* **Dataset items**
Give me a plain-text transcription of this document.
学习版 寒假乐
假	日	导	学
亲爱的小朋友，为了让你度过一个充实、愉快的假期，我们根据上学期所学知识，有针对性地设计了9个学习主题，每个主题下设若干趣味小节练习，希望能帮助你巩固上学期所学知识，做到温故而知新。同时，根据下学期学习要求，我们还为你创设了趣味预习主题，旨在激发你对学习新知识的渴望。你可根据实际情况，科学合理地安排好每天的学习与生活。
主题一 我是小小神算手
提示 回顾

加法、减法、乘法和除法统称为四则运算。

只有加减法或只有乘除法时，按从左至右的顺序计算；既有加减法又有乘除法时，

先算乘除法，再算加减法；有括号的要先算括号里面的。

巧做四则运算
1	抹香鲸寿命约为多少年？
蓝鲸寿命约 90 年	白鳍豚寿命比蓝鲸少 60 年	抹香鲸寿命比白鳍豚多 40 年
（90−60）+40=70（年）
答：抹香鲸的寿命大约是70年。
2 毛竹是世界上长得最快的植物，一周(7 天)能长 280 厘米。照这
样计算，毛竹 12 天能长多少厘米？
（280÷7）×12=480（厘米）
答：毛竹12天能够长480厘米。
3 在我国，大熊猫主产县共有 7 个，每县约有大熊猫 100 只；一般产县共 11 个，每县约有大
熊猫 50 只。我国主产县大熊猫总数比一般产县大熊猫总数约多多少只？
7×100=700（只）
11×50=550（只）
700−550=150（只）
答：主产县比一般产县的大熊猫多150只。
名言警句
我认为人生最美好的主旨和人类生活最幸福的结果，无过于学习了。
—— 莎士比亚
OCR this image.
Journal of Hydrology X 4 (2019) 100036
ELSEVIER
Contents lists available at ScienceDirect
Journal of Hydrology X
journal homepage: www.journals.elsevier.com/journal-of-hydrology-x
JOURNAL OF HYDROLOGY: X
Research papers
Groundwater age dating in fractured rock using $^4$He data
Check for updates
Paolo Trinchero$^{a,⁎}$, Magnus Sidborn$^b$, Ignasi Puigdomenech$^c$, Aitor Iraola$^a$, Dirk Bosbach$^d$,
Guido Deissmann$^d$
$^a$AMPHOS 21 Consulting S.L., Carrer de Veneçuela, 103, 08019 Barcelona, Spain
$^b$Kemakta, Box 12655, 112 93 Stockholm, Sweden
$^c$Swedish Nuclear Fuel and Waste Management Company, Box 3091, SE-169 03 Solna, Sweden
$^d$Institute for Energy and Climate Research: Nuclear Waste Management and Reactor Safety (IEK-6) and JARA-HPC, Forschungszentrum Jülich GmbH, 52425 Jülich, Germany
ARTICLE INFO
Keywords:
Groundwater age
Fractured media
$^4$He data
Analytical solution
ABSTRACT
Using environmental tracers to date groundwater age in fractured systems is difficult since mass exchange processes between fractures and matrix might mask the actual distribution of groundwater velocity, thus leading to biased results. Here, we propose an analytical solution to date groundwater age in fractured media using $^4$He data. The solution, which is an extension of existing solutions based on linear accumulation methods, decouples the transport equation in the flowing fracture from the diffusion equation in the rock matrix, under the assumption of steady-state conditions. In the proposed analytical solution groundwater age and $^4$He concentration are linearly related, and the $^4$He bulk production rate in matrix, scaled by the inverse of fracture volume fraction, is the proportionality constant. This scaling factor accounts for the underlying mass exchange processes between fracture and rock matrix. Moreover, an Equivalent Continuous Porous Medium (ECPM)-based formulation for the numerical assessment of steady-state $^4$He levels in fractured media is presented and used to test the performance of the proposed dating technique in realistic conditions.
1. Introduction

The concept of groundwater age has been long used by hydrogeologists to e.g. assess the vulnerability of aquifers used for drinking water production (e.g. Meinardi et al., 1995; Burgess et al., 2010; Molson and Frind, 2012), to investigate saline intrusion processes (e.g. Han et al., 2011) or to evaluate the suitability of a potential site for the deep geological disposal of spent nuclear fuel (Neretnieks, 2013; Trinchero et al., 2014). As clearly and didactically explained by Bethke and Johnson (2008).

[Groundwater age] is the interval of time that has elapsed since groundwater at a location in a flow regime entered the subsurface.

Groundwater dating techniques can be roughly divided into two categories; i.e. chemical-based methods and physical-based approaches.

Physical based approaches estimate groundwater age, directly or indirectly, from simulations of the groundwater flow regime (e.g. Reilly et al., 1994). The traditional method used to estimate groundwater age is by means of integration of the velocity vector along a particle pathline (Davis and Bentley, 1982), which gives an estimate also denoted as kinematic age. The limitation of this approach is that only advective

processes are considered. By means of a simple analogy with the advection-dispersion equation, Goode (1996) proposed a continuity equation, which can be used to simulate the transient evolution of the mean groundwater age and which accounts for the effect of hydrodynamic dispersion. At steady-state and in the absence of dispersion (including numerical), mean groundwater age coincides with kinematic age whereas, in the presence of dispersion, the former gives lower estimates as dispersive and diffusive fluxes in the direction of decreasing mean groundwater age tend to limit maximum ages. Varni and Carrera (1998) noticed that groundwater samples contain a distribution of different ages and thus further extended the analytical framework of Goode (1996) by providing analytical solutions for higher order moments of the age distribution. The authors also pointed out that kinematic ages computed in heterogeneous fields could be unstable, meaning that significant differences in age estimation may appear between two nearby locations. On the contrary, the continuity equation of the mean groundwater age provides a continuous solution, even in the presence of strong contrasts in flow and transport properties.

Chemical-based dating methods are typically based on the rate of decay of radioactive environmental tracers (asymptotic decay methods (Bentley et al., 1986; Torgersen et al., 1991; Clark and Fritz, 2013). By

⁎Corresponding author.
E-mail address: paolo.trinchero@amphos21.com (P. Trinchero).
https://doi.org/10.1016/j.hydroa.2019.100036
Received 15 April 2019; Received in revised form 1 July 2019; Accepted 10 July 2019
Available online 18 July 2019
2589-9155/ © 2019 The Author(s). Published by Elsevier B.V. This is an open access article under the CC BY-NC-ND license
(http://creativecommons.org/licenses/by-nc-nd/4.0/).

* **GOAL**
Find all lines where the word "Management" appears. Copy them.

* **RESPONSE**
$^c$Swedish Nuclear Fuel and Waste Management Company, Box 3091, SE-169 03 Solna, Sweden
$^d$Institute for Energy and Climate Research: Nuclear Waste Management and Reactor Safety (IEK-6) and JARA-HPC, Forschungszentrum Jülich GmbH, 52425 Jülich, Germany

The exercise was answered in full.